> **Work required**: Beneath this task is a listing. State how many of its lines include the string "bluetooth", giving nothing but the number.

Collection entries
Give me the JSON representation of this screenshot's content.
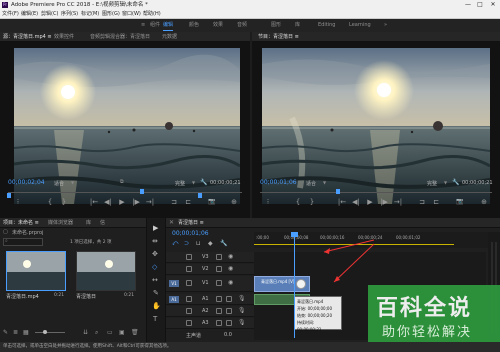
{
  "app": {
    "title": "Adobe Premiere Pro CC 2018 - E:\\视频剪辑\\未命名 *",
    "icon_label": "Pr",
    "window_controls": [
      "—",
      "□",
      "✕"
    ]
  },
  "menu": [
    "文件(F)",
    "编辑(E)",
    "剪辑(C)",
    "序列(S)",
    "标记(M)",
    "图形(G)",
    "窗口(W)",
    "帮助(H)"
  ],
  "workspaces": [
    "≡",
    "组件",
    "编辑",
    "颜色",
    "效果",
    "音频",
    "图形",
    "库",
    "Editing",
    "Learning",
    "»"
  ],
  "workspace_active": "编辑",
  "source_monitor": {
    "tabs": [
      "源：青涩落日.mp4 ≡",
      "效果控件",
      "音频剪辑混合器：青涩落日",
      "元数据"
    ],
    "timecode_left": "00;00;02;04",
    "fit": "适合",
    "quality": "完整",
    "timecode_right": "00;00;00;21"
  },
  "program_monitor": {
    "tab": "节目：青涩落日 ≡",
    "timecode_left": "00;00;01;06",
    "fit": "适合",
    "quality": "完整",
    "timecode_right": "00;00;00;21"
  },
  "transport": [
    "⁝",
    "{",
    "}",
    "|←",
    "◀|",
    "▶",
    "|▶",
    "→|",
    "⊐",
    "⊏",
    "📷",
    "⊕"
  ],
  "project": {
    "tabs": [
      "项目：未命名 ≡",
      "媒体浏览器",
      "库",
      "信"
    ],
    "file": "未命名.prproj",
    "count": "1 项已选择，共 2 项",
    "clips": [
      {
        "name": "青涩落日.mp4",
        "duration": "0:21"
      },
      {
        "name": "青涩落日",
        "duration": "0:21"
      }
    ]
  },
  "timeline": {
    "tab": "青涩落日 ≡",
    "timecode": "00;00;01;06",
    "ruler": [
      ":00;00",
      "00;00;00;08",
      "00;00;00;16",
      "00;00;00;24",
      "00;00;01;02"
    ],
    "video_tracks": [
      "V3",
      "V2",
      "V1"
    ],
    "audio_tracks": [
      "A1",
      "A2",
      "A3"
    ],
    "master": "主声道",
    "master_value": "0.0",
    "clip_label": "青涩落日.mp4 [V]",
    "tooltip": [
      "青涩落日.mp4",
      "开始: 00;00;00;00",
      "结束: 00;00;00;20",
      "持续时间: 00;00;00;21"
    ]
  },
  "tools": [
    "▶",
    "⇹",
    "✥",
    "◇",
    "↔",
    "✎",
    "✋",
    "T"
  ],
  "status": "单击可选择，或单击空白处并拖动进行选择。使用Shift、Alt和Ctrl可获得其他选项。",
  "watermark": {
    "title": "百科全说",
    "subtitle": "助你轻松解决"
  },
  "colors": {
    "accent": "#4a9eff",
    "clip_blue": "#5a7fb8",
    "watermark_green": "#2e9a3e"
  }
}
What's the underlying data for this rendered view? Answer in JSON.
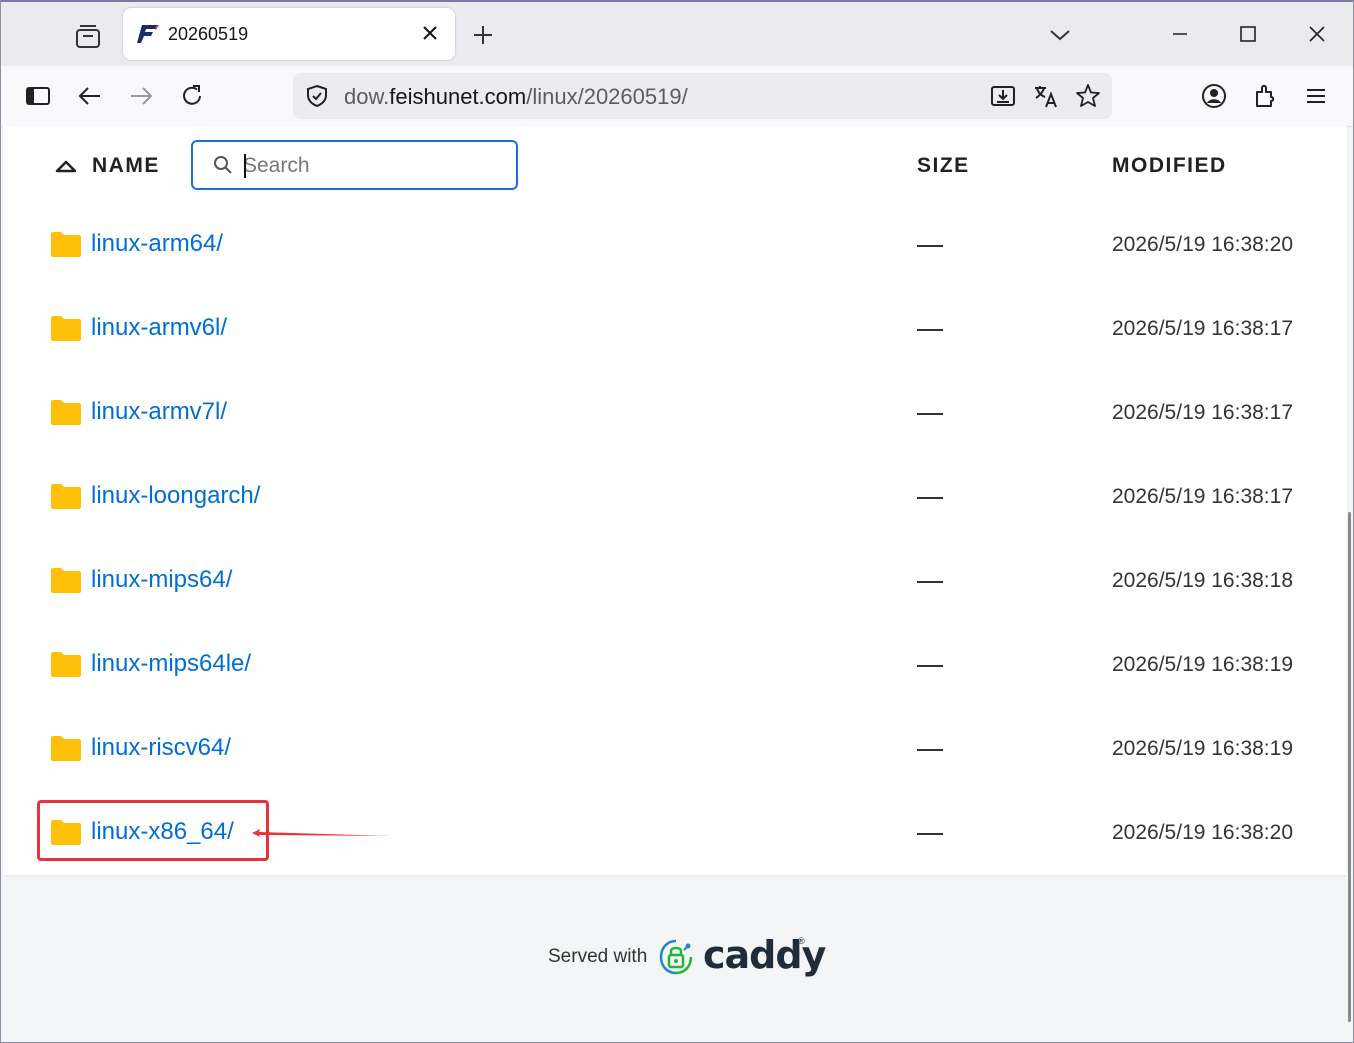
{
  "browser": {
    "tab_title": "20260519",
    "url_prefix": "dow.",
    "url_host": "feishunet.com",
    "url_path": "/linux/20260519/"
  },
  "table": {
    "col_name": "NAME",
    "col_size": "SIZE",
    "col_modified": "MODIFIED",
    "search_placeholder": "Search",
    "rows": [
      {
        "name": "linux-arm64/",
        "size": "—",
        "modified": "2026/5/19 16:38:20"
      },
      {
        "name": "linux-armv6l/",
        "size": "—",
        "modified": "2026/5/19 16:38:17"
      },
      {
        "name": "linux-armv7l/",
        "size": "—",
        "modified": "2026/5/19 16:38:17"
      },
      {
        "name": "linux-loongarch/",
        "size": "—",
        "modified": "2026/5/19 16:38:17"
      },
      {
        "name": "linux-mips64/",
        "size": "—",
        "modified": "2026/5/19 16:38:18"
      },
      {
        "name": "linux-mips64le/",
        "size": "—",
        "modified": "2026/5/19 16:38:19"
      },
      {
        "name": "linux-riscv64/",
        "size": "—",
        "modified": "2026/5/19 16:38:19"
      },
      {
        "name": "linux-x86_64/",
        "size": "—",
        "modified": "2026/5/19 16:38:20"
      }
    ]
  },
  "footer": {
    "served_with": "Served with",
    "brand": "caddy"
  },
  "colors": {
    "link": "#006ed3",
    "folder": "#ffc107",
    "highlight": "#e8333a",
    "search_border": "#1d6fd6"
  },
  "icons": [
    "tab-list-icon",
    "favicon-icon",
    "close-icon",
    "plus-icon",
    "chevron-down-icon",
    "minimize-icon",
    "maximize-icon",
    "sidebar-icon",
    "back-icon",
    "forward-icon",
    "reload-icon",
    "shield-icon",
    "download-icon",
    "translate-icon",
    "star-icon",
    "account-icon",
    "extensions-icon",
    "menu-icon",
    "sort-up-icon",
    "search-icon",
    "folder-icon",
    "caddy-logo-icon"
  ]
}
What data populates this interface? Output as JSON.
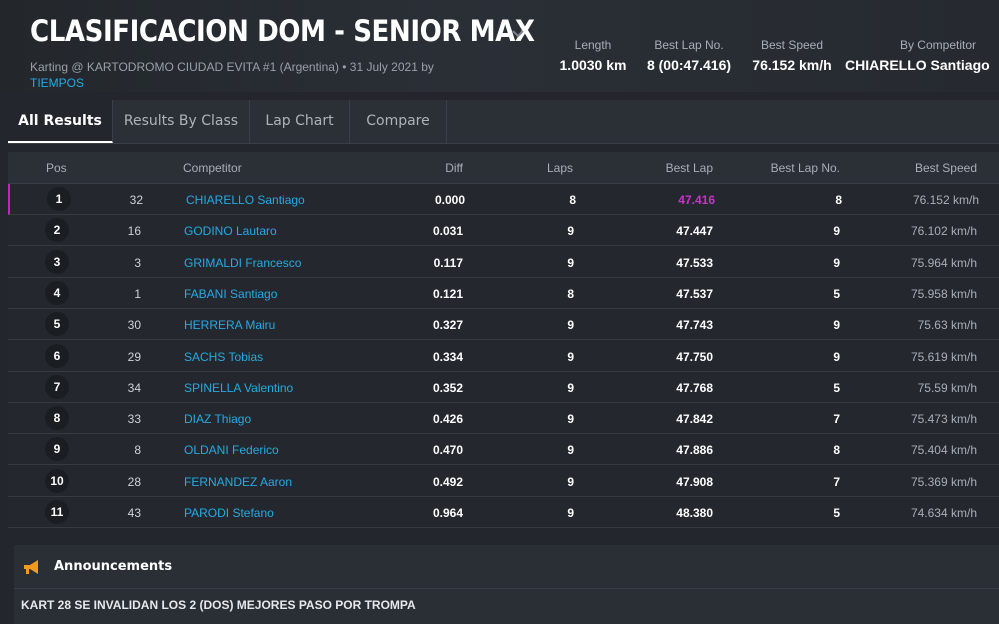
{
  "header": {
    "title": "CLASIFICACION DOM - SENIOR MAX",
    "subtitle_text": "Karting @ KARTODROMO CIUDAD EVITA #1 (Argentina) • 31 July 2021 by",
    "subtitle_link": "TIEMPOS",
    "stats": [
      {
        "label": "Length",
        "value": "1.0030 km"
      },
      {
        "label": "Best Lap No.",
        "value": "8 (00:47.416)"
      },
      {
        "label": "Best Speed",
        "value": "76.152 km/h"
      },
      {
        "label": "By Competitor",
        "value": "CHIARELLO Santiago"
      }
    ]
  },
  "tabs": [
    {
      "label": "All Results",
      "active": true
    },
    {
      "label": "Results By Class",
      "active": false
    },
    {
      "label": "Lap Chart",
      "active": false
    },
    {
      "label": "Compare",
      "active": false
    }
  ],
  "table": {
    "columns": {
      "pos": "Pos",
      "competitor": "Competitor",
      "diff": "Diff",
      "laps": "Laps",
      "best_lap": "Best Lap",
      "best_lap_no": "Best Lap No.",
      "best_speed": "Best Speed"
    },
    "rows": [
      {
        "pos": "1",
        "kart": "32",
        "name": "CHIARELLO Santiago",
        "diff": "0.000",
        "laps": "8",
        "best_lap": "47.416",
        "best_lap_no": "8",
        "best_speed": "76.152 km/h"
      },
      {
        "pos": "2",
        "kart": "16",
        "name": "GODINO Lautaro",
        "diff": "0.031",
        "laps": "9",
        "best_lap": "47.447",
        "best_lap_no": "9",
        "best_speed": "76.102 km/h"
      },
      {
        "pos": "3",
        "kart": "3",
        "name": "GRIMALDI Francesco",
        "diff": "0.117",
        "laps": "9",
        "best_lap": "47.533",
        "best_lap_no": "9",
        "best_speed": "75.964 km/h"
      },
      {
        "pos": "4",
        "kart": "1",
        "name": "FABANI Santiago",
        "diff": "0.121",
        "laps": "8",
        "best_lap": "47.537",
        "best_lap_no": "5",
        "best_speed": "75.958 km/h"
      },
      {
        "pos": "5",
        "kart": "30",
        "name": "HERRERA Mairu",
        "diff": "0.327",
        "laps": "9",
        "best_lap": "47.743",
        "best_lap_no": "9",
        "best_speed": "75.63 km/h"
      },
      {
        "pos": "6",
        "kart": "29",
        "name": "SACHS Tobias",
        "diff": "0.334",
        "laps": "9",
        "best_lap": "47.750",
        "best_lap_no": "9",
        "best_speed": "75.619 km/h"
      },
      {
        "pos": "7",
        "kart": "34",
        "name": "SPINELLA Valentino",
        "diff": "0.352",
        "laps": "9",
        "best_lap": "47.768",
        "best_lap_no": "5",
        "best_speed": "75.59 km/h"
      },
      {
        "pos": "8",
        "kart": "33",
        "name": "DIAZ Thiago",
        "diff": "0.426",
        "laps": "9",
        "best_lap": "47.842",
        "best_lap_no": "7",
        "best_speed": "75.473 km/h"
      },
      {
        "pos": "9",
        "kart": "8",
        "name": "OLDANI Federico",
        "diff": "0.470",
        "laps": "9",
        "best_lap": "47.886",
        "best_lap_no": "8",
        "best_speed": "75.404 km/h"
      },
      {
        "pos": "10",
        "kart": "28",
        "name": "FERNANDEZ Aaron",
        "diff": "0.492",
        "laps": "9",
        "best_lap": "47.908",
        "best_lap_no": "7",
        "best_speed": "75.369 km/h"
      },
      {
        "pos": "11",
        "kart": "43",
        "name": "PARODI Stefano",
        "diff": "0.964",
        "laps": "9",
        "best_lap": "48.380",
        "best_lap_no": "5",
        "best_speed": "74.634 km/h"
      }
    ]
  },
  "announcements": {
    "title": "Announcements",
    "icon": "megaphone-icon",
    "message": "KART 28 SE INVALIDAN LOS 2 (DOS) MEJORES PASO POR TROMPA"
  },
  "colors": {
    "accent_link": "#27a9e1",
    "best_lap_highlight": "#c832c8",
    "announcement_icon": "#f29a1f"
  }
}
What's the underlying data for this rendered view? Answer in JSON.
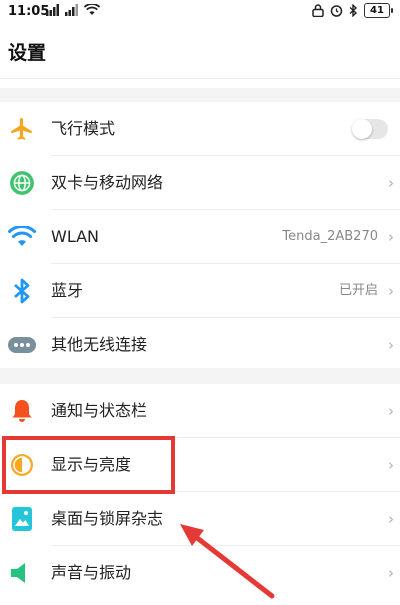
{
  "status_bar": {
    "time": "11:05",
    "battery": "41",
    "icons_left": [
      "signal-icon",
      "signal-icon",
      "wifi-icon"
    ],
    "icons_right": [
      "lock-icon",
      "alarm-icon",
      "bluetooth-icon",
      "battery-icon"
    ]
  },
  "page": {
    "title": "设置"
  },
  "sections": [
    {
      "items": [
        {
          "label": "飞行模式",
          "icon": "airplane-icon",
          "control": "toggle",
          "toggle_on": false,
          "color": "#f6a623"
        },
        {
          "label": "双卡与移动网络",
          "icon": "globe-icon",
          "control": "chevron",
          "color": "#3ec46d"
        },
        {
          "label": "WLAN",
          "icon": "wifi-icon",
          "value": "Tenda_2AB270",
          "control": "chevron",
          "color": "#2196f3"
        },
        {
          "label": "蓝牙",
          "icon": "bluetooth-icon",
          "value": "已开启",
          "control": "chevron",
          "color": "#2196f3"
        },
        {
          "label": "其他无线连接",
          "icon": "more-dots-icon",
          "control": "chevron",
          "color": "#78909c"
        }
      ]
    },
    {
      "items": [
        {
          "label": "通知与状态栏",
          "icon": "bell-icon",
          "control": "chevron",
          "color": "#f4511e"
        },
        {
          "label": "显示与亮度",
          "icon": "brightness-icon",
          "control": "chevron",
          "color": "#f9a825"
        },
        {
          "label": "桌面与锁屏杂志",
          "icon": "wallpaper-icon",
          "control": "chevron",
          "color": "#26c6da"
        },
        {
          "label": "声音与振动",
          "icon": "speaker-icon",
          "control": "chevron",
          "color": "#26c281"
        }
      ]
    }
  ],
  "chevron": "›",
  "annotation": {
    "highlight_color": "#e53935",
    "highlight_target": "显示与亮度"
  }
}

> **Result**: 2